(Part of a data file)
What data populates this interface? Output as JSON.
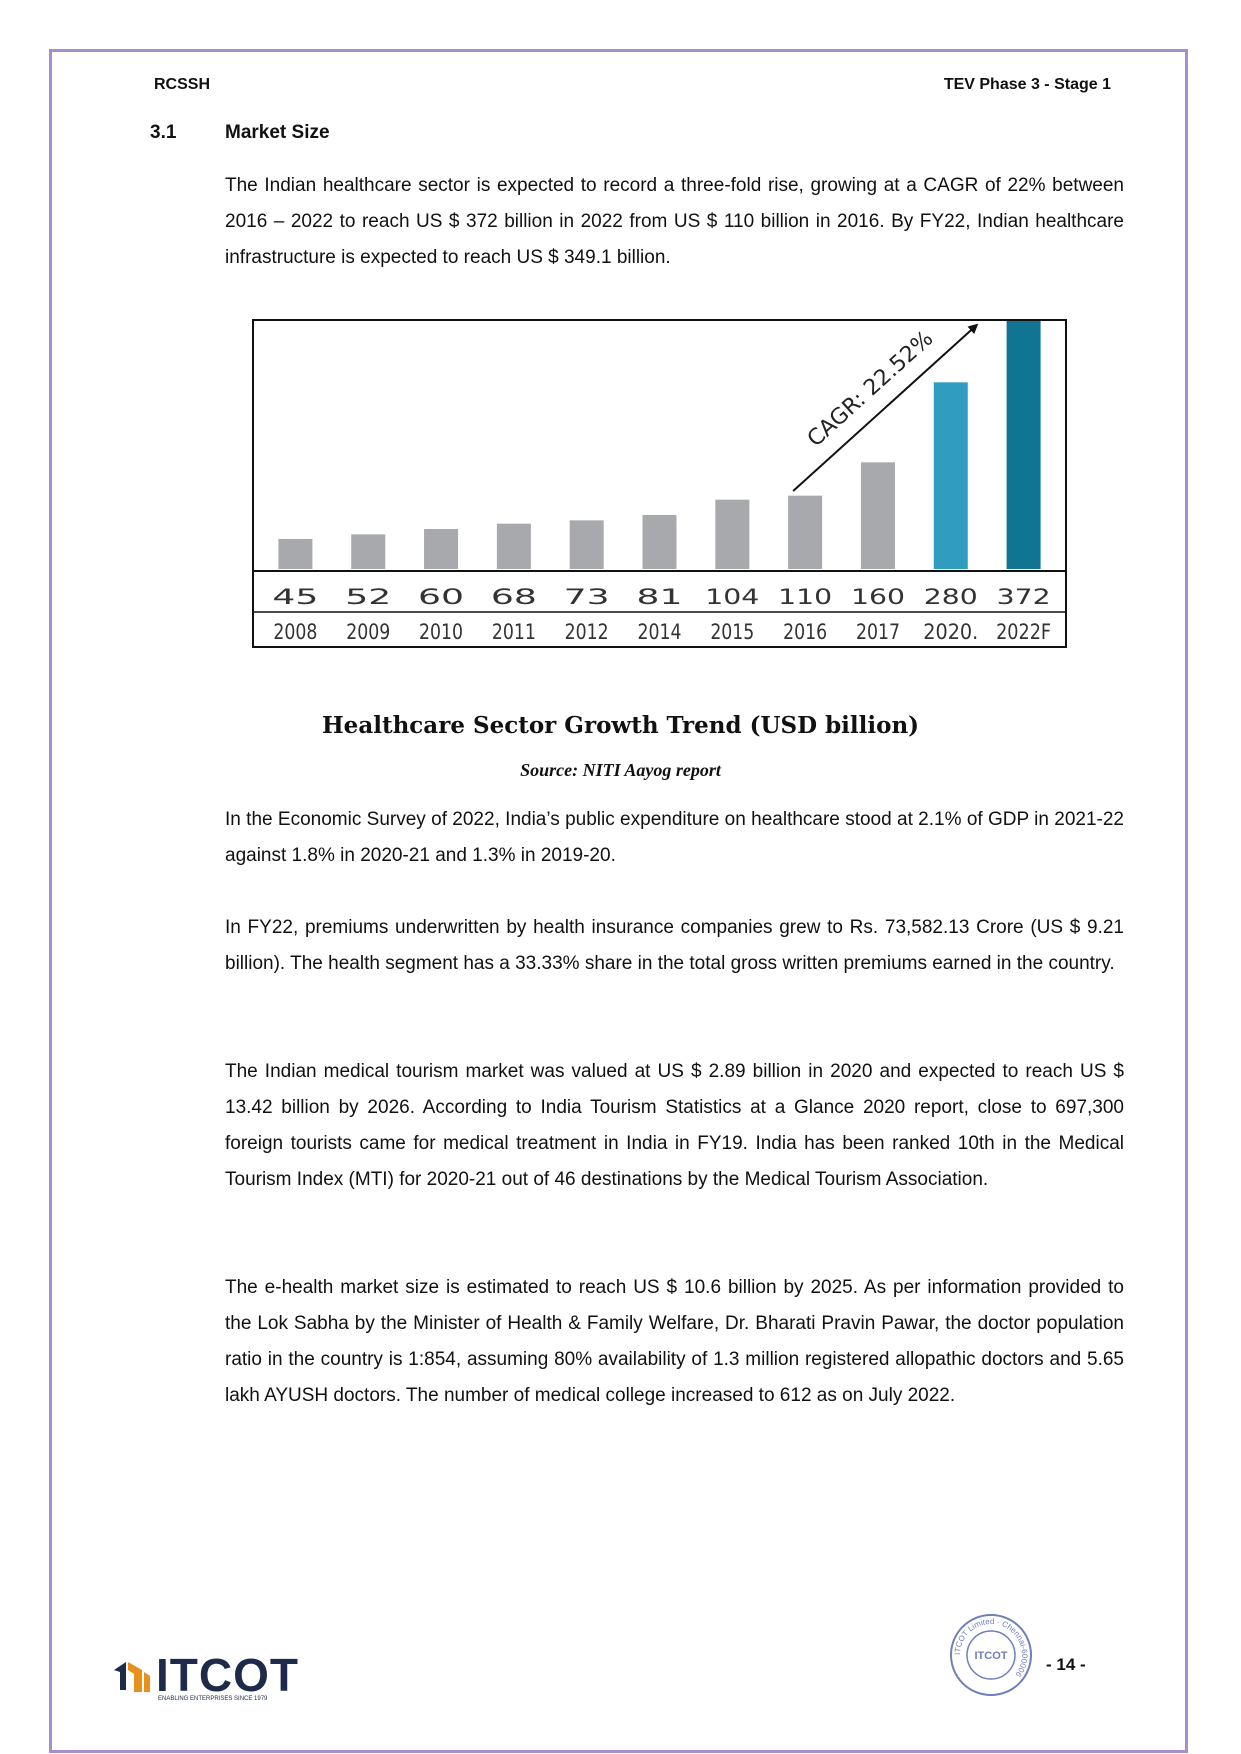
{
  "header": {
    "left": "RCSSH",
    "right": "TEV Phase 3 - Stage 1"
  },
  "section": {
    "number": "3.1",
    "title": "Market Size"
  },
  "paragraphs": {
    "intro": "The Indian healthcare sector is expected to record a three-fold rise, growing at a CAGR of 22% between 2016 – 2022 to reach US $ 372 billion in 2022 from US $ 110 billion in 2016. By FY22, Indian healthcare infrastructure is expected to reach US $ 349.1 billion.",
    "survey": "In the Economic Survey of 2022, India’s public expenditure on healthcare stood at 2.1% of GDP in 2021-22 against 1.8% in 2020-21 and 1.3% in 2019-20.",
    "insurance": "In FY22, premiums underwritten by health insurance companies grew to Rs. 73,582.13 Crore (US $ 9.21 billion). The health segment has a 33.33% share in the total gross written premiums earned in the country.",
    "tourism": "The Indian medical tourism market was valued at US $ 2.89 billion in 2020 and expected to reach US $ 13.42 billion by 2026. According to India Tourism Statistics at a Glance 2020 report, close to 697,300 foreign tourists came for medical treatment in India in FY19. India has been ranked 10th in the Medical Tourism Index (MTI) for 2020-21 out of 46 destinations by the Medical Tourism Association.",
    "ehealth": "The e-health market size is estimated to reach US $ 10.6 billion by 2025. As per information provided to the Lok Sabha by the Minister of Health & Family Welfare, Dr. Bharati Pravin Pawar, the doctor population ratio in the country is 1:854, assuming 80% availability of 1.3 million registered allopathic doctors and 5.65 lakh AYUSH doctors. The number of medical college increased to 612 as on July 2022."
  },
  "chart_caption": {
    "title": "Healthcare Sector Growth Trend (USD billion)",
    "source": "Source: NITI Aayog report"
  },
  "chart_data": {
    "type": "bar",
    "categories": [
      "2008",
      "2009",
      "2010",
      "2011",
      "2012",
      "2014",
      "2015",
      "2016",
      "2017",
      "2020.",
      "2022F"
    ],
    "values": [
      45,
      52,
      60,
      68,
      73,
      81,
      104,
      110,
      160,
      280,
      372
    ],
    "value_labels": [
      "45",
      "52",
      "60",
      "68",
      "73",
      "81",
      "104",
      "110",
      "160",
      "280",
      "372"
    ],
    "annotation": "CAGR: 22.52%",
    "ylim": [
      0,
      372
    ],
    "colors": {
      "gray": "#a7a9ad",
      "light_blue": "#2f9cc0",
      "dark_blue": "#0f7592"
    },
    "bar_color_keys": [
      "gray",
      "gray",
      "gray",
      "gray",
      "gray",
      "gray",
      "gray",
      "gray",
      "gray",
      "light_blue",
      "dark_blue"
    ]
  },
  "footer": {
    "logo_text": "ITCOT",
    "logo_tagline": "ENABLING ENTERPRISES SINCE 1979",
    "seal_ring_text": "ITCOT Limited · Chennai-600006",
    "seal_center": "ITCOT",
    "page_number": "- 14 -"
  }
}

STATED PROBLEM: Make an exact copy of the whole listing, but don't bring over any pictures.

THE ANSWER:
What data populates this interface? Output as JSON.
{
  "header": {
    "left": "RCSSH",
    "right": "TEV Phase 3 - Stage 1"
  },
  "section": {
    "number": "3.1",
    "title": "Market Size"
  },
  "paragraphs": {
    "intro": "The Indian healthcare sector is expected to record a three-fold rise, growing at a CAGR of 22% between 2016 – 2022 to reach US $ 372 billion in 2022 from US $ 110 billion in 2016. By FY22, Indian healthcare infrastructure is expected to reach US $ 349.1 billion.",
    "survey": "In the Economic Survey of 2022, India’s public expenditure on healthcare stood at 2.1% of GDP in 2021-22 against 1.8% in 2020-21 and 1.3% in 2019-20.",
    "insurance": "In FY22, premiums underwritten by health insurance companies grew to Rs. 73,582.13 Crore (US $ 9.21 billion). The health segment has a 33.33% share in the total gross written premiums earned in the country.",
    "tourism": "The Indian medical tourism market was valued at US $ 2.89 billion in 2020 and expected to reach US $ 13.42 billion by 2026. According to India Tourism Statistics at a Glance 2020 report, close to 697,300 foreign tourists came for medical treatment in India in FY19. India has been ranked 10th in the Medical Tourism Index (MTI) for 2020-21 out of 46 destinations by the Medical Tourism Association.",
    "ehealth": "The e-health market size is estimated to reach US $ 10.6 billion by 2025. As per information provided to the Lok Sabha by the Minister of Health & Family Welfare, Dr. Bharati Pravin Pawar, the doctor population ratio in the country is 1:854, assuming 80% availability of 1.3 million registered allopathic doctors and 5.65 lakh AYUSH doctors. The number of medical college increased to 612 as on July 2022."
  },
  "chart_caption": {
    "title": "Healthcare Sector Growth Trend (USD billion)",
    "source": "Source: NITI Aayog report"
  },
  "chart_data": {
    "type": "bar",
    "categories": [
      "2008",
      "2009",
      "2010",
      "2011",
      "2012",
      "2014",
      "2015",
      "2016",
      "2017",
      "2020.",
      "2022F"
    ],
    "values": [
      45,
      52,
      60,
      68,
      73,
      81,
      104,
      110,
      160,
      280,
      372
    ],
    "value_labels": [
      "45",
      "52",
      "60",
      "68",
      "73",
      "81",
      "104",
      "110",
      "160",
      "280",
      "372"
    ],
    "annotation": "CAGR: 22.52%",
    "ylim": [
      0,
      372
    ],
    "colors": {
      "gray": "#a7a9ad",
      "light_blue": "#2f9cc0",
      "dark_blue": "#0f7592"
    },
    "bar_color_keys": [
      "gray",
      "gray",
      "gray",
      "gray",
      "gray",
      "gray",
      "gray",
      "gray",
      "gray",
      "light_blue",
      "dark_blue"
    ]
  },
  "footer": {
    "logo_text": "ITCOT",
    "logo_tagline": "ENABLING ENTERPRISES SINCE 1979",
    "seal_ring_text": "ITCOT Limited · Chennai-600006",
    "seal_center": "ITCOT",
    "page_number": "- 14 -"
  }
}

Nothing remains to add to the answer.